** START Dataset rows **
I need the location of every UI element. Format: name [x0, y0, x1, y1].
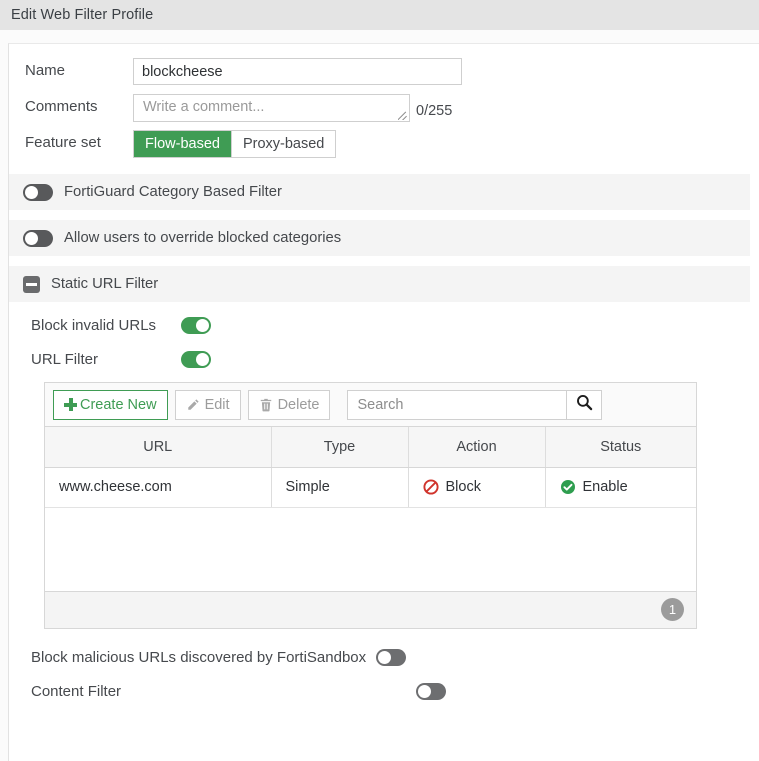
name-label: Name — [25, 58, 133, 79]
content-filter-row: Content Filter — [9, 675, 759, 709]
section-fortiguard-category-filter: FortiGuard Category Based Filter — [9, 174, 750, 210]
section-spacer — [9, 210, 759, 220]
create-new-label: Create New — [80, 397, 157, 413]
delete-label: Delete — [278, 397, 320, 413]
block-malicious-urls-row: Block malicious URLs discovered by Forti… — [9, 641, 759, 675]
content-filter-toggle[interactable] — [416, 683, 446, 700]
toggle-knob — [378, 651, 391, 664]
plus-icon — [64, 398, 77, 411]
minus-square-icon[interactable] — [23, 276, 40, 293]
url-filter-table-widget: Create New Edit — [44, 382, 697, 629]
bottom-options: Block malicious URLs discovered by Forti… — [9, 641, 759, 709]
edit-web-filter-profile-screen: Edit Web Filter Profile Name Comments Wr… — [0, 0, 759, 761]
feature-set-option-flow-based[interactable]: Flow-based — [134, 131, 231, 157]
section-allow-override: Allow users to override blocked categori… — [9, 220, 750, 256]
table-empty-area — [45, 508, 696, 592]
block-malicious-urls-label: Block malicious URLs discovered by Forti… — [31, 649, 366, 666]
create-new-button[interactable]: Create New — [53, 390, 168, 420]
fortiguard-category-filter-label: FortiGuard Category Based Filter — [64, 184, 282, 200]
feature-set-option-proxy-based[interactable]: Proxy-based — [231, 131, 335, 157]
column-header-action[interactable]: Action — [408, 427, 545, 467]
allow-override-label: Allow users to override blocked categori… — [64, 230, 341, 246]
block-circle-icon — [423, 479, 439, 495]
row-count-badge: 1 — [661, 598, 684, 621]
url-filter-table: URL Type Action Status www.cheese.com Si… — [45, 427, 696, 508]
url-filter-label: URL Filter — [31, 351, 181, 368]
delete-button[interactable]: Delete — [248, 390, 331, 420]
edit-button[interactable]: Edit — [175, 390, 241, 420]
search-button[interactable] — [566, 390, 602, 420]
toggle-knob — [196, 353, 209, 366]
profile-form: Name Comments Write a comment... 0/255 F… — [9, 44, 759, 174]
cell-action: Block — [408, 467, 545, 507]
fortiguard-category-filter-toggle[interactable] — [23, 184, 53, 201]
search-icon — [576, 394, 593, 416]
allow-override-toggle[interactable] — [23, 230, 53, 247]
trash-icon — [259, 398, 273, 412]
toggle-knob — [25, 232, 38, 245]
column-header-status[interactable]: Status — [545, 427, 696, 467]
cell-type: Simple — [271, 467, 408, 507]
window-titlebar: Edit Web Filter Profile — [0, 0, 759, 30]
content-filter-label: Content Filter — [31, 683, 416, 700]
feature-set-row: Feature set Flow-based Proxy-based — [9, 130, 759, 158]
check-circle-icon — [560, 479, 576, 495]
name-row: Name — [9, 58, 759, 86]
comments-placeholder: Write a comment... — [143, 99, 264, 115]
feature-set-segmented-control: Flow-based Proxy-based — [133, 130, 336, 158]
toggle-knob — [418, 685, 431, 698]
comments-wrap: Write a comment... 0/255 — [133, 94, 452, 122]
profile-panel: Name Comments Write a comment... 0/255 F… — [8, 43, 759, 761]
search-input[interactable] — [347, 390, 566, 420]
pencil-icon — [186, 398, 200, 412]
block-invalid-urls-label: Block invalid URLs — [31, 317, 181, 334]
comments-counter: 0/255 — [416, 103, 452, 122]
static-url-filter-label: Static URL Filter — [51, 276, 158, 292]
toggle-knob — [25, 186, 38, 199]
resize-grip-icon[interactable] — [398, 110, 408, 120]
table-header-row: URL Type Action Status — [45, 427, 696, 467]
page-title: Edit Web Filter Profile — [11, 7, 153, 23]
cell-status-label: Enable — [583, 479, 628, 495]
block-malicious-urls-toggle[interactable] — [376, 649, 406, 666]
column-header-url[interactable]: URL — [45, 427, 271, 467]
toggle-knob — [196, 319, 209, 332]
block-invalid-urls-row: Block invalid URLs — [9, 308, 759, 342]
section-static-url-filter: Static URL Filter — [9, 266, 750, 302]
comments-label: Comments — [25, 94, 133, 115]
cell-action-label: Block — [446, 479, 481, 495]
section-spacer — [9, 256, 759, 266]
table-row[interactable]: www.cheese.com Simple Block — [45, 467, 696, 507]
search-group — [347, 390, 602, 420]
cell-status: Enable — [545, 467, 696, 507]
comments-input[interactable]: Write a comment... — [133, 94, 410, 122]
edit-label: Edit — [205, 397, 230, 413]
table-footer: 1 — [45, 592, 696, 628]
feature-set-label: Feature set — [25, 130, 133, 151]
url-filter-row: URL Filter — [9, 342, 759, 376]
comments-row: Comments Write a comment... 0/255 — [9, 94, 759, 122]
table-toolbar: Create New Edit — [45, 383, 696, 427]
column-header-type[interactable]: Type — [271, 427, 408, 467]
titlebar-spacer — [0, 30, 759, 43]
name-input[interactable] — [133, 58, 462, 85]
block-invalid-urls-toggle[interactable] — [181, 317, 211, 334]
cell-url: www.cheese.com — [45, 467, 271, 507]
url-filter-toggle[interactable] — [181, 351, 211, 368]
** END Dataset rows **
• What you are asked to do: Give every line of the data above as a numbered list, skipping blank lines. Leave the pictures out of the answer.

• Result of this exercise:
1. I need the location of every UI element. Format: name [x0, y0, x1, y1].
2. name-label: Name — [25, 58, 133, 79]
3. content-filter-row: Content Filter — [9, 675, 759, 709]
4. section-fortiguard-category-filter: FortiGuard Category Based Filter — [9, 174, 750, 210]
5. section-spacer — [9, 210, 759, 220]
6. create-new-label: Create New — [80, 397, 157, 413]
7. delete-label: Delete — [278, 397, 320, 413]
8. block-malicious-urls-row: Block malicious URLs discovered by Forti… — [9, 641, 759, 675]
9. content-filter-toggle[interactable] — [416, 683, 446, 700]
10. toggle-knob — [378, 651, 391, 664]
11. plus-icon — [64, 398, 77, 411]
12. minus-square-icon[interactable] — [23, 276, 40, 293]
13. url-filter-table-widget: Create New Edit — [44, 382, 697, 629]
14. bottom-options: Block malicious URLs discovered by Forti… — [9, 641, 759, 709]
15. edit-web-filter-profile-screen: Edit Web Filter Profile Name Comments Wr… — [0, 0, 759, 761]
16. feature-set-option-flow-based[interactable]: Flow-based — [134, 131, 231, 157]
17. section-allow-override: Allow users to override blocked categori… — [9, 220, 750, 256]
18. table-empty-area — [45, 508, 696, 592]
19. block-malicious-urls-label: Block malicious URLs discovered by Forti… — [31, 649, 366, 666]
20. create-new-button[interactable]: Create New — [53, 390, 168, 420]
21. fortiguard-category-filter-label: FortiGuard Category Based Filter — [64, 184, 282, 200]
22. feature-set-option-proxy-based[interactable]: Proxy-based — [231, 131, 335, 157]
23. column-header-action[interactable]: Action — [408, 427, 545, 467]
24. allow-override-label: Allow users to override blocked categori… — [64, 230, 341, 246]
25. block-circle-icon — [423, 479, 439, 495]
26. row-count-badge: 1 — [661, 598, 684, 621]
27. url-filter-table: URL Type Action Status www.cheese.com Si… — [45, 427, 696, 508]
28. url-filter-label: URL Filter — [31, 351, 181, 368]
29. delete-button[interactable]: Delete — [248, 390, 331, 420]
30. edit-button[interactable]: Edit — [175, 390, 241, 420]
31. search-button[interactable] — [566, 390, 602, 420]
32. toggle-knob — [196, 353, 209, 366]
33. profile-form: Name Comments Write a comment... 0/255 F… — [9, 44, 759, 174]
34. cell-action: Block — [408, 467, 545, 507]
35. fortiguard-category-filter-toggle[interactable] — [23, 184, 53, 201]
36. search-icon — [576, 394, 593, 416]
37. allow-override-toggle[interactable] — [23, 230, 53, 247]
38. trash-icon — [259, 398, 273, 412]
39. toggle-knob — [25, 232, 38, 245]
40. column-header-status[interactable]: Status — [545, 427, 696, 467]
41. cell-type: Simple — [271, 467, 408, 507]
42. window-titlebar: Edit Web Filter Profile — [0, 0, 759, 30]
43. content-filter-label: Content Filter — [31, 683, 416, 700]
44. feature-set-row: Feature set Flow-based Proxy-based — [9, 130, 759, 158]
45. check-circle-icon — [560, 479, 576, 495]
46. name-row: Name — [9, 58, 759, 86]
47. comments-placeholder: Write a comment... — [143, 99, 264, 115]
48. feature-set-segmented-control: Flow-based Proxy-based — [133, 130, 336, 158]
49. toggle-knob — [418, 685, 431, 698]
50. comments-wrap: Write a comment... 0/255 — [133, 94, 452, 122]
51. profile-panel: Name Comments Write a comment... 0/255 F… — [8, 43, 759, 761]
52. search-input[interactable] — [347, 390, 566, 420]
53. pencil-icon — [186, 398, 200, 412]
54. block-invalid-urls-label: Block invalid URLs — [31, 317, 181, 334]
55. comments-counter: 0/255 — [416, 103, 452, 122]
56. static-url-filter-label: Static URL Filter — [51, 276, 158, 292]
57. toggle-knob — [25, 186, 38, 199]
58. resize-grip-icon[interactable] — [398, 110, 408, 120]
59. table-header-row: URL Type Action Status — [45, 427, 696, 467]
60. page-title: Edit Web Filter Profile — [11, 7, 153, 23]
61. cell-status-label: Enable — [583, 479, 628, 495]
62. block-malicious-urls-toggle[interactable] — [376, 649, 406, 666]
63. column-header-url[interactable]: URL — [45, 427, 271, 467]
64. toggle-knob — [196, 319, 209, 332]
65. block-invalid-urls-row: Block invalid URLs — [9, 308, 759, 342]
66. section-static-url-filter: Static URL Filter — [9, 266, 750, 302]
67. comments-label: Comments — [25, 94, 133, 115]
68. cell-action-label: Block — [446, 479, 481, 495]
69. section-spacer — [9, 256, 759, 266]
70. table-row[interactable]: www.cheese.com Simple Block — [45, 467, 696, 507]
71. search-group — [347, 390, 602, 420]
72. cell-status: Enable — [545, 467, 696, 507]
73. comments-input[interactable]: Write a comment... — [133, 94, 410, 122]
74. edit-label: Edit — [205, 397, 230, 413]
75. table-footer: 1 — [45, 592, 696, 628]
76. feature-set-label: Feature set — [25, 130, 133, 151]
77. url-filter-row: URL Filter — [9, 342, 759, 376]
78. comments-row: Comments Write a comment... 0/255 — [9, 94, 759, 122]
79. table-toolbar: Create New Edit — [45, 383, 696, 427]
80. column-header-type[interactable]: Type — [271, 427, 408, 467]
81. titlebar-spacer — [0, 30, 759, 43]
82. name-input[interactable] — [133, 58, 462, 85]
83. block-invalid-urls-toggle[interactable] — [181, 317, 211, 334]
84. cell-url: www.cheese.com — [45, 467, 271, 507]
85. url-filter-toggle[interactable] — [181, 351, 211, 368]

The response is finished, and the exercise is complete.